Aim of the task
Seek out every line containing the word "JSON", and copy each.

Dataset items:
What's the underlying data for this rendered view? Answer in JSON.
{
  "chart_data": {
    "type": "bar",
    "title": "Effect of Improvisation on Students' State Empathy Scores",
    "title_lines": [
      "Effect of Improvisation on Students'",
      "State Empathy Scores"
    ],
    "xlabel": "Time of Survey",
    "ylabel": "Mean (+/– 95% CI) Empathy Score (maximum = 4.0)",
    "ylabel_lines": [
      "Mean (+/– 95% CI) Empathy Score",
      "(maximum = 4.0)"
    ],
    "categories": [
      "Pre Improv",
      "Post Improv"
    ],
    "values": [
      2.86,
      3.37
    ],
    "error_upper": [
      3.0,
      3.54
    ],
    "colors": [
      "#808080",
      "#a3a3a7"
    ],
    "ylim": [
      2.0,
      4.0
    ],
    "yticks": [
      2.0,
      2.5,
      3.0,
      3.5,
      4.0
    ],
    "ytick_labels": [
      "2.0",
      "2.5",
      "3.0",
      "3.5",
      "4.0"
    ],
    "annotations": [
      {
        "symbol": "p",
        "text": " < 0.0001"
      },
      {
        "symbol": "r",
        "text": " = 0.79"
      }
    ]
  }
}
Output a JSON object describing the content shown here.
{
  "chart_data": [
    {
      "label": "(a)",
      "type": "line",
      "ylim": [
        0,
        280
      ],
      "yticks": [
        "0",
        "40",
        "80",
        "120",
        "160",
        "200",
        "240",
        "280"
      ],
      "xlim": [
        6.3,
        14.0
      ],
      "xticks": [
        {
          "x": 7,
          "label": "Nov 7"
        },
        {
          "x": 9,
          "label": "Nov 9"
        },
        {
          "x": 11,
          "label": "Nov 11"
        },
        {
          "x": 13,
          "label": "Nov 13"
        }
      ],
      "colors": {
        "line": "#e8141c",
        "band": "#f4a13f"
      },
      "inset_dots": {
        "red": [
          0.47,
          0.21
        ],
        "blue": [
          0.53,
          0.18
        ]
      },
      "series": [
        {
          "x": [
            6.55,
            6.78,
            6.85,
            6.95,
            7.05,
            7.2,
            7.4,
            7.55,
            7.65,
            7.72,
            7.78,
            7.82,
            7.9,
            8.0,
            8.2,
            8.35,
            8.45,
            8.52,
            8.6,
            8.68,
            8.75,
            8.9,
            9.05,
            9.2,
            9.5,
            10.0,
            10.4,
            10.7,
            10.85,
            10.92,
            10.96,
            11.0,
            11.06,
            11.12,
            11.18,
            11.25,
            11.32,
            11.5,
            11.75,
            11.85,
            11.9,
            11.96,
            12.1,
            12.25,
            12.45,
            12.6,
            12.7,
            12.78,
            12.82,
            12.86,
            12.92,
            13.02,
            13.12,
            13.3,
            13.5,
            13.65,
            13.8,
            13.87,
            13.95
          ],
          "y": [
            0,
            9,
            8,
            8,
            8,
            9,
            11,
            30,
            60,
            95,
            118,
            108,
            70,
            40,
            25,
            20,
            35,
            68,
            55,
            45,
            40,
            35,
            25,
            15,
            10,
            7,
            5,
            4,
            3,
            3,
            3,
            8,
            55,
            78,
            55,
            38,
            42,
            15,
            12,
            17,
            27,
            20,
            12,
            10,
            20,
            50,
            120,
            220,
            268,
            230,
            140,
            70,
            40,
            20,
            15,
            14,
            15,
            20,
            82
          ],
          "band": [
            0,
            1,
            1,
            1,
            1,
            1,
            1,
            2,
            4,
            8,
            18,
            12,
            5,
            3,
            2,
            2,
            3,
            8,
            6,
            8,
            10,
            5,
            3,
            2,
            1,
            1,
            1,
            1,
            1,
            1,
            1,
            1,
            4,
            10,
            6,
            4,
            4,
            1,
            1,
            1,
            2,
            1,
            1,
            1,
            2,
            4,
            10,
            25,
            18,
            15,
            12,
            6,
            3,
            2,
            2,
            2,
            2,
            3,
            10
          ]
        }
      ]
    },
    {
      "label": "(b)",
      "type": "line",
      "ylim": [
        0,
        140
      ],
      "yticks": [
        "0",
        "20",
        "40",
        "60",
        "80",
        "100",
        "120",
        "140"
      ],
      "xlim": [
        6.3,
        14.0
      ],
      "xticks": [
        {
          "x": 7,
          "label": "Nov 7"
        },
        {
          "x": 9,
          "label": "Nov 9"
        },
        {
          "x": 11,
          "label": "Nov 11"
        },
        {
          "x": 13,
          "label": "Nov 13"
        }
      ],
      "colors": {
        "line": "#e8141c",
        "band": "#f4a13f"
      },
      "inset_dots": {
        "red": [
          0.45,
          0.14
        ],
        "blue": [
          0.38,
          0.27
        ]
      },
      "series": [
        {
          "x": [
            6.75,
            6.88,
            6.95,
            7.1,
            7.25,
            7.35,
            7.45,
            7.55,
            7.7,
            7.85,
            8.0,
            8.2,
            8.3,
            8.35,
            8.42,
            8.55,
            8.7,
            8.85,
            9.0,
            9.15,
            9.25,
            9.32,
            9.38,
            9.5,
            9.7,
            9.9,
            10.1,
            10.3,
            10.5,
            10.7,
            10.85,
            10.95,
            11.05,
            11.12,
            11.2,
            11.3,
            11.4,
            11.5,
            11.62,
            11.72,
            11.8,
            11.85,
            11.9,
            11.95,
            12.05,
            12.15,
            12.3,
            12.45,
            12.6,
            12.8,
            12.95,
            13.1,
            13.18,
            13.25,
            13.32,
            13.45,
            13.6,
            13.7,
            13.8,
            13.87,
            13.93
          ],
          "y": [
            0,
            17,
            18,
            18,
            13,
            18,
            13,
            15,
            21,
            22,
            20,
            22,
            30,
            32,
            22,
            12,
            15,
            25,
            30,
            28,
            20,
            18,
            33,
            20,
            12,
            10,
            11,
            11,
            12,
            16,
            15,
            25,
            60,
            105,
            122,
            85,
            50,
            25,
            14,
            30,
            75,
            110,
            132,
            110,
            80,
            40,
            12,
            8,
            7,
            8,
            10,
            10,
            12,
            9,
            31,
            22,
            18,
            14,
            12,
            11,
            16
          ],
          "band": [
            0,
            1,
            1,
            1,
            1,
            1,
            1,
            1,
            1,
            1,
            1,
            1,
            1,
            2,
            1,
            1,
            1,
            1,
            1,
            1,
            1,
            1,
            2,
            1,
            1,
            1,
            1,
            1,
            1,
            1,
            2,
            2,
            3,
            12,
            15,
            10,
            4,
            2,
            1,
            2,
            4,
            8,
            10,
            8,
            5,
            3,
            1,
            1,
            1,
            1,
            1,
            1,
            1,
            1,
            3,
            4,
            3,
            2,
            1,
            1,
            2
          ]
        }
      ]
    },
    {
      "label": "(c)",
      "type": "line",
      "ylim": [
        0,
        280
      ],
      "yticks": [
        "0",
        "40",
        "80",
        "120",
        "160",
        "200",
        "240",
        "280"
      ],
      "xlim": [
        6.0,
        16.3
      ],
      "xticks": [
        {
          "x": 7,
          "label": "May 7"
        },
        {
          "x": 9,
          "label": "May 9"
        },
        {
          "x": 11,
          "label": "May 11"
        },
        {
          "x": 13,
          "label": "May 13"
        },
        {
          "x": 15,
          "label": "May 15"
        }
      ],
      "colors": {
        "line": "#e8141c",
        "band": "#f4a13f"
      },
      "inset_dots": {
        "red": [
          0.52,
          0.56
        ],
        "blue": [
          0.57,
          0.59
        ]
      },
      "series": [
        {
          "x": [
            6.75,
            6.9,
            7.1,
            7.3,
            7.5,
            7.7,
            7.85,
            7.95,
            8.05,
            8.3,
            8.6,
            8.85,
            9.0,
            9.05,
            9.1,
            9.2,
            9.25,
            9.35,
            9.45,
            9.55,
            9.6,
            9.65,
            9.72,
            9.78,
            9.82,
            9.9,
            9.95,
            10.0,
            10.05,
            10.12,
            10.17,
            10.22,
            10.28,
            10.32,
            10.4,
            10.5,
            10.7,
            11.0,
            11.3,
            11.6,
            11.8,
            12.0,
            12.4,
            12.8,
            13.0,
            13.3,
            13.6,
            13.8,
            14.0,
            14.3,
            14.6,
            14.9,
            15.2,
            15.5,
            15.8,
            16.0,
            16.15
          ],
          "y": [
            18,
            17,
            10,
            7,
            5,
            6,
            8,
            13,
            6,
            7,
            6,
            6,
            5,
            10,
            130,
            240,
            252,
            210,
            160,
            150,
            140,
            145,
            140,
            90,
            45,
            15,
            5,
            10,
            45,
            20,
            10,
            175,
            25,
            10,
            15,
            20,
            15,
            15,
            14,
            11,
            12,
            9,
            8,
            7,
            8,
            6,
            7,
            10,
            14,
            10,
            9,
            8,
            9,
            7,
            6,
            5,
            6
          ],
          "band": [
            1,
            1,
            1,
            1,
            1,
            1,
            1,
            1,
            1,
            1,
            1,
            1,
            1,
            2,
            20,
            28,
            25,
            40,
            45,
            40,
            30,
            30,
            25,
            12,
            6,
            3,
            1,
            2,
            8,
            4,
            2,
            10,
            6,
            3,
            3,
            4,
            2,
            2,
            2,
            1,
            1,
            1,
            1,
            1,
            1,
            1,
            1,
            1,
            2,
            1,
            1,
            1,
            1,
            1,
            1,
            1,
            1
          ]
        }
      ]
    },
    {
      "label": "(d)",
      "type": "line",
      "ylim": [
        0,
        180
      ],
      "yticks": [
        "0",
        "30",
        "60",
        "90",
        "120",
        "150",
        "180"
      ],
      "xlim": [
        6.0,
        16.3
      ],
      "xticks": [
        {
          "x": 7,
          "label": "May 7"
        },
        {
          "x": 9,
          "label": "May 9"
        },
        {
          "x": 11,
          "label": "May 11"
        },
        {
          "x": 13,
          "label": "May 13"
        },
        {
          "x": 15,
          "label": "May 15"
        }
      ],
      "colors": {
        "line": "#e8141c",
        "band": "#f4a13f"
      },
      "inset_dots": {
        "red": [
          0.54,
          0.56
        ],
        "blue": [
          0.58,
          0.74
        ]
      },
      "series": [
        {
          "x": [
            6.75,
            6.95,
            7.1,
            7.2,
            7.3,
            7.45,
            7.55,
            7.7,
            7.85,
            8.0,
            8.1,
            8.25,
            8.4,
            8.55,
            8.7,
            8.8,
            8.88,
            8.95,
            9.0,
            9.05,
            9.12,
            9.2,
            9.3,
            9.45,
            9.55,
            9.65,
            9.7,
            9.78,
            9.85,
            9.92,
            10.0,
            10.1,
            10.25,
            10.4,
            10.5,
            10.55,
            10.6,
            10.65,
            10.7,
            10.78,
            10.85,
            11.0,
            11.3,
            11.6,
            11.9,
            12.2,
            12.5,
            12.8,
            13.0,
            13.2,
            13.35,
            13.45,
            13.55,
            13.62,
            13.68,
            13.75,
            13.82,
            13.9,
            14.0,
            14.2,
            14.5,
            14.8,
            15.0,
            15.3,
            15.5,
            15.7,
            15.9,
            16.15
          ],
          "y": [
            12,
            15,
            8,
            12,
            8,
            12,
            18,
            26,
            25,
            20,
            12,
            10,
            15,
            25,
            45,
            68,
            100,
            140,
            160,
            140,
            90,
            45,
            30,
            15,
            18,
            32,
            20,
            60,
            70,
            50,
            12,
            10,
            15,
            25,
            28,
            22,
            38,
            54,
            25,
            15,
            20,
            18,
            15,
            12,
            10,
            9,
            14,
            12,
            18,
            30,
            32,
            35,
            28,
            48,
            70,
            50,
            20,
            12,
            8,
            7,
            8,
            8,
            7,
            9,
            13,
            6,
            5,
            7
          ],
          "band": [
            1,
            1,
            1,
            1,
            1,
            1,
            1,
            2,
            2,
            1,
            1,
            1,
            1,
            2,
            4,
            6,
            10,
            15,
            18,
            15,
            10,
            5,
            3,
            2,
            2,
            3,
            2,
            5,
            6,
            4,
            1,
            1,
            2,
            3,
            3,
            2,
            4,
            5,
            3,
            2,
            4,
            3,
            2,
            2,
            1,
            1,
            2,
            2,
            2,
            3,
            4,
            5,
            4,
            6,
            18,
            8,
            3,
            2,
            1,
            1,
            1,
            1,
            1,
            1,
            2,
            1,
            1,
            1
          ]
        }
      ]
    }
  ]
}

Answer to the exercise
What's the underlying data for this rendered view? Answer in JSON.
Output a JSON object describing the content shown here.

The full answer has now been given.